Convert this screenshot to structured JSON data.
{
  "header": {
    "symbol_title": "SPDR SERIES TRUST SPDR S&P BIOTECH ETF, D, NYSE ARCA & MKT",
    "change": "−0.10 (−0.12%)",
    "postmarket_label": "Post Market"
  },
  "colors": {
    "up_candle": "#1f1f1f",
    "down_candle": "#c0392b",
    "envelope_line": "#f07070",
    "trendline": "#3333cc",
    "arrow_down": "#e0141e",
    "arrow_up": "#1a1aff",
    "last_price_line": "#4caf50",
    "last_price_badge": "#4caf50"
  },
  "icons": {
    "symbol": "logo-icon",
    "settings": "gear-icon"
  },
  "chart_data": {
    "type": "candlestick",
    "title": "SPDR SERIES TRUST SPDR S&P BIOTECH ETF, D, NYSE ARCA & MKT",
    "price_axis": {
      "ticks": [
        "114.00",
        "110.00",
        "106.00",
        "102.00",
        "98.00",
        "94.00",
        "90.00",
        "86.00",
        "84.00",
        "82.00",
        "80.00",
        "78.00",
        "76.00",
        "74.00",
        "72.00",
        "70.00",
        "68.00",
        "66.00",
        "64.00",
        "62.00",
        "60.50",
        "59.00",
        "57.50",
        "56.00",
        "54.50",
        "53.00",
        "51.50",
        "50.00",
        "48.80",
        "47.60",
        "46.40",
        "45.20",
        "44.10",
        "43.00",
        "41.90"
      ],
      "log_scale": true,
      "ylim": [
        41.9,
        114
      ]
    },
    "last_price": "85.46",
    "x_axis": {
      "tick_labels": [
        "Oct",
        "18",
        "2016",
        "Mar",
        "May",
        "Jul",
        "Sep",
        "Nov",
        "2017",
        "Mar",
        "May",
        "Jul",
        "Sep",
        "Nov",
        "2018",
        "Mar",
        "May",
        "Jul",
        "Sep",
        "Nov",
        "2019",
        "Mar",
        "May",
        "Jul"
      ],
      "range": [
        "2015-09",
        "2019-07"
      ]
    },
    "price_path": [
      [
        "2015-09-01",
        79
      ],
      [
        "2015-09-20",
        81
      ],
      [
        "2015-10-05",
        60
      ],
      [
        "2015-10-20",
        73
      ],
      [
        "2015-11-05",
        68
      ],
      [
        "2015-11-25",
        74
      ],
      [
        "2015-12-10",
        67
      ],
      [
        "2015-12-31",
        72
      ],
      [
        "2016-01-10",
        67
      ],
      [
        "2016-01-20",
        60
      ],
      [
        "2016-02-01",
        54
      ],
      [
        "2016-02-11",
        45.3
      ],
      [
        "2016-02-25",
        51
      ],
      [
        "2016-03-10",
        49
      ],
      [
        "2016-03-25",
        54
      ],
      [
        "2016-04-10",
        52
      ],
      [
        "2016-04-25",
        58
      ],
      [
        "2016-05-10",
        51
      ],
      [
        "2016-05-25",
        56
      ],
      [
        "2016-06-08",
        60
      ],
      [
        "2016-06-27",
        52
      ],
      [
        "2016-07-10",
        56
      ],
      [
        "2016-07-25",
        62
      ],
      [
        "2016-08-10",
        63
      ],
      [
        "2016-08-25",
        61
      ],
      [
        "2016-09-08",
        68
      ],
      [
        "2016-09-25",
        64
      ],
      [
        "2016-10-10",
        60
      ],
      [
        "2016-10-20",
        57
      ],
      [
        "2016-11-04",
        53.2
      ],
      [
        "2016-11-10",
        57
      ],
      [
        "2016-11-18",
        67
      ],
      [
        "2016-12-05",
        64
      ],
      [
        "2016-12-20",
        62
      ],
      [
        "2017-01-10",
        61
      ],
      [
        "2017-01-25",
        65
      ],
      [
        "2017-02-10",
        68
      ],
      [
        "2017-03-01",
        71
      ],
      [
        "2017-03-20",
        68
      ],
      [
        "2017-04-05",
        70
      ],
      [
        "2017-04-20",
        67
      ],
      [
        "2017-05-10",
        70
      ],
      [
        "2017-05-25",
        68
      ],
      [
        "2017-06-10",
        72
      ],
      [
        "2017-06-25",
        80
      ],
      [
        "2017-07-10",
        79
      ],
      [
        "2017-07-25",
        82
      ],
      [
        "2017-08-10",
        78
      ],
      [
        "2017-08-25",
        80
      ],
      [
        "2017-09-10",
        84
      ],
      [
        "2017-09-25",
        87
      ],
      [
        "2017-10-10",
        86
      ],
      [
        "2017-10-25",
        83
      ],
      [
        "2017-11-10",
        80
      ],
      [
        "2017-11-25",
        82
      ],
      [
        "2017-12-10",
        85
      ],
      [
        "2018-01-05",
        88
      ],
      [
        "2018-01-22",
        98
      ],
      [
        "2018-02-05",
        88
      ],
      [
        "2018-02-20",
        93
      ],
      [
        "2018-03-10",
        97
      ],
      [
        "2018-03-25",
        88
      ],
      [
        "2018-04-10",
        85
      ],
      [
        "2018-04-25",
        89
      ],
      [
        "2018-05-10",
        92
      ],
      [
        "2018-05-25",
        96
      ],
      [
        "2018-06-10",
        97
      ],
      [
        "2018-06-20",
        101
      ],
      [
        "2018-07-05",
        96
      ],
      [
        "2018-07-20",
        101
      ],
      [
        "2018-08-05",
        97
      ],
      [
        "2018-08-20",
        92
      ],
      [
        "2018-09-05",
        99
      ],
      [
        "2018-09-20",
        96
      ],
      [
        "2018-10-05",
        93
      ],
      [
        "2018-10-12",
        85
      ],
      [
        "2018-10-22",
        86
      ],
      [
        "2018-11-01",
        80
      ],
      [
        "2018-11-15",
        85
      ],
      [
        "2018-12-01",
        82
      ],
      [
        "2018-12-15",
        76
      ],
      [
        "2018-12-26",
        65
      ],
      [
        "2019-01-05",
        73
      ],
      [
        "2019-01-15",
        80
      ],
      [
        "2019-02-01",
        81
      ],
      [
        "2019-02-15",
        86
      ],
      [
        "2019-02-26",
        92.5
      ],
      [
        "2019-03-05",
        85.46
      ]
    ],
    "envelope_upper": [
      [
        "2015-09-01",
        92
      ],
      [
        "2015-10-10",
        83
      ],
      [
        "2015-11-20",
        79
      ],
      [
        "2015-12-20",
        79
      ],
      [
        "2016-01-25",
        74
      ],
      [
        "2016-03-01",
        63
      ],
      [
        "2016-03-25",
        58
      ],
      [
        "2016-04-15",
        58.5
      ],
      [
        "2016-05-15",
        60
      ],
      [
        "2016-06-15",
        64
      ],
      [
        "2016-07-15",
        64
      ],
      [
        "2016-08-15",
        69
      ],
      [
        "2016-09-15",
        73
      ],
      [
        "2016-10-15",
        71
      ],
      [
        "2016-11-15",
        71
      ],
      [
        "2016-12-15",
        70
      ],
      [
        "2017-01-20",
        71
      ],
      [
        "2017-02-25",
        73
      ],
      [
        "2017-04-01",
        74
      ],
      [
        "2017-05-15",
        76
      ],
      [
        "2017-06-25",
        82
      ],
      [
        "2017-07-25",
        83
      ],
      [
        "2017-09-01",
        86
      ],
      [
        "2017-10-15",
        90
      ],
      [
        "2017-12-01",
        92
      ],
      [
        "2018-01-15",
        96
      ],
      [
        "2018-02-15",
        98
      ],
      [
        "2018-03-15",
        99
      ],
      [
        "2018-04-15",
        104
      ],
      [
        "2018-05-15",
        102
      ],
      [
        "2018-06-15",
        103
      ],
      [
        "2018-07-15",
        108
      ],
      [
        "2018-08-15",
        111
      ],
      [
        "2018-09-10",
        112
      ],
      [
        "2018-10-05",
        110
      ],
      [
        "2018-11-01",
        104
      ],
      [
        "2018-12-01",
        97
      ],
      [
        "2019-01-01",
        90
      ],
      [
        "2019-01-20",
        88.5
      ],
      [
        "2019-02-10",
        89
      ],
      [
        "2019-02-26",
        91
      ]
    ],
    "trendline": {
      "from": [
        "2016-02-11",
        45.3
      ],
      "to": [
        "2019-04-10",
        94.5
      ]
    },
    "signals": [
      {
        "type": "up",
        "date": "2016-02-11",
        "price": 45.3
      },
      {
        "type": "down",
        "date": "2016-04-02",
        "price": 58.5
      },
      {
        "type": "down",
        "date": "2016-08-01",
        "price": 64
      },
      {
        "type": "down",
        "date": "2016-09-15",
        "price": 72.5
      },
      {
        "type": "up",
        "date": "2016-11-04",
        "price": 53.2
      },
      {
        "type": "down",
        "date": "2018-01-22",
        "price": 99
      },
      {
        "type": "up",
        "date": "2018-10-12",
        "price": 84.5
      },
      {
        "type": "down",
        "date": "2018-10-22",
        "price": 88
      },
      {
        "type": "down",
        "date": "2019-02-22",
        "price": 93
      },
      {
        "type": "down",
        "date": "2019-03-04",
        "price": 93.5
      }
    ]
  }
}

Short problem: In the records shown above, how many lines include the word "SPDR"? Answer with the number only.

Answer for the task: 2